To be done »
Skip all pictures, then print the remaining material exactly.

Data extracted from a collection:
********************

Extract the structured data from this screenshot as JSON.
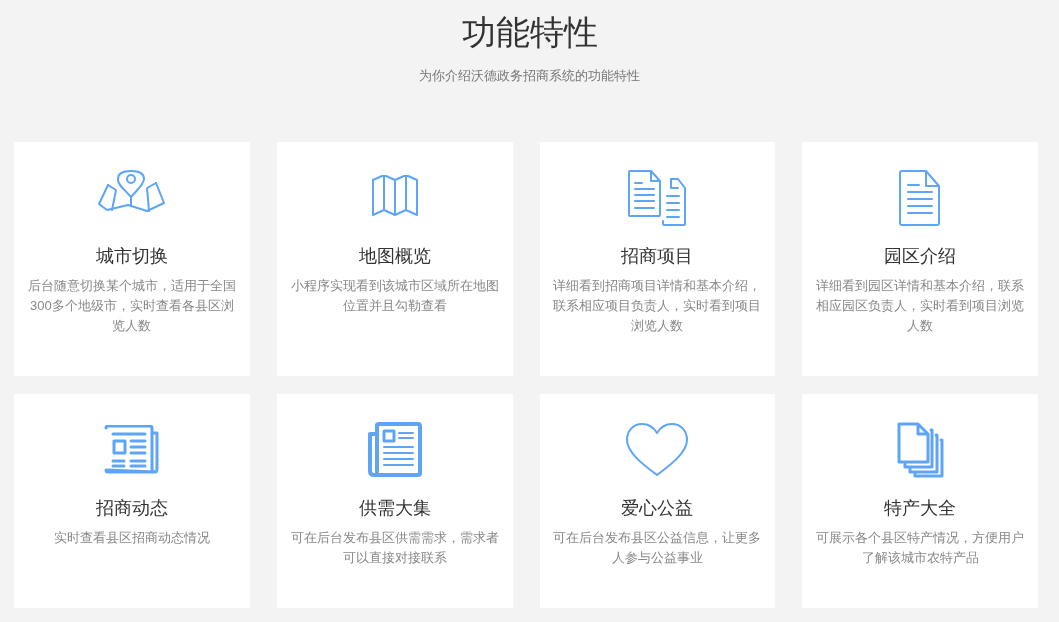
{
  "header": {
    "title": "功能特性",
    "subtitle": "为你介绍沃德政务招商系统的功能特性"
  },
  "features": [
    {
      "kind": "map-pin",
      "title": "城市切换",
      "description": "后台随意切换某个城市，适用于全国300多个地级市，实时查看各县区浏览人数"
    },
    {
      "kind": "map",
      "title": "地图概览",
      "description": "小程序实现看到该城市区域所在地图位置并且勾勒查看"
    },
    {
      "kind": "documents",
      "title": "招商项目",
      "description": "详细看到招商项目详情和基本介绍，联系相应项目负责人，实时看到项目浏览人数"
    },
    {
      "kind": "document",
      "title": "园区介绍",
      "description": "详细看到园区详情和基本介绍，联系相应园区负责人，实时看到项目浏览人数"
    },
    {
      "kind": "newspaper",
      "title": "招商动态",
      "description": "实时查看县区招商动态情况"
    },
    {
      "kind": "newspaper-bold",
      "title": "供需大集",
      "description": "可在后台发布县区供需需求，需求者可以直接对接联系"
    },
    {
      "kind": "heart",
      "title": "爱心公益",
      "description": "可在后台发布县区公益信息，让更多人参与公益事业"
    },
    {
      "kind": "stack",
      "title": "特产大全",
      "description": "可展示各个县区特产情况，方便用户了解该城市农特产品"
    }
  ]
}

********************

Full response »
Extract the structured data from this screenshot as JSON.
{
  "header": {
    "title": "功能特性",
    "subtitle": "为你介绍沃德政务招商系统的功能特性"
  },
  "features": [
    {
      "kind": "map-pin",
      "title": "城市切换",
      "description": "后台随意切换某个城市，适用于全国300多个地级市，实时查看各县区浏览人数"
    },
    {
      "kind": "map",
      "title": "地图概览",
      "description": "小程序实现看到该城市区域所在地图位置并且勾勒查看"
    },
    {
      "kind": "documents",
      "title": "招商项目",
      "description": "详细看到招商项目详情和基本介绍，联系相应项目负责人，实时看到项目浏览人数"
    },
    {
      "kind": "document",
      "title": "园区介绍",
      "description": "详细看到园区详情和基本介绍，联系相应园区负责人，实时看到项目浏览人数"
    },
    {
      "kind": "newspaper",
      "title": "招商动态",
      "description": "实时查看县区招商动态情况"
    },
    {
      "kind": "newspaper-bold",
      "title": "供需大集",
      "description": "可在后台发布县区供需需求，需求者可以直接对接联系"
    },
    {
      "kind": "heart",
      "title": "爱心公益",
      "description": "可在后台发布县区公益信息，让更多人参与公益事业"
    },
    {
      "kind": "stack",
      "title": "特产大全",
      "description": "可展示各个县区特产情况，方便用户了解该城市农特产品"
    }
  ]
}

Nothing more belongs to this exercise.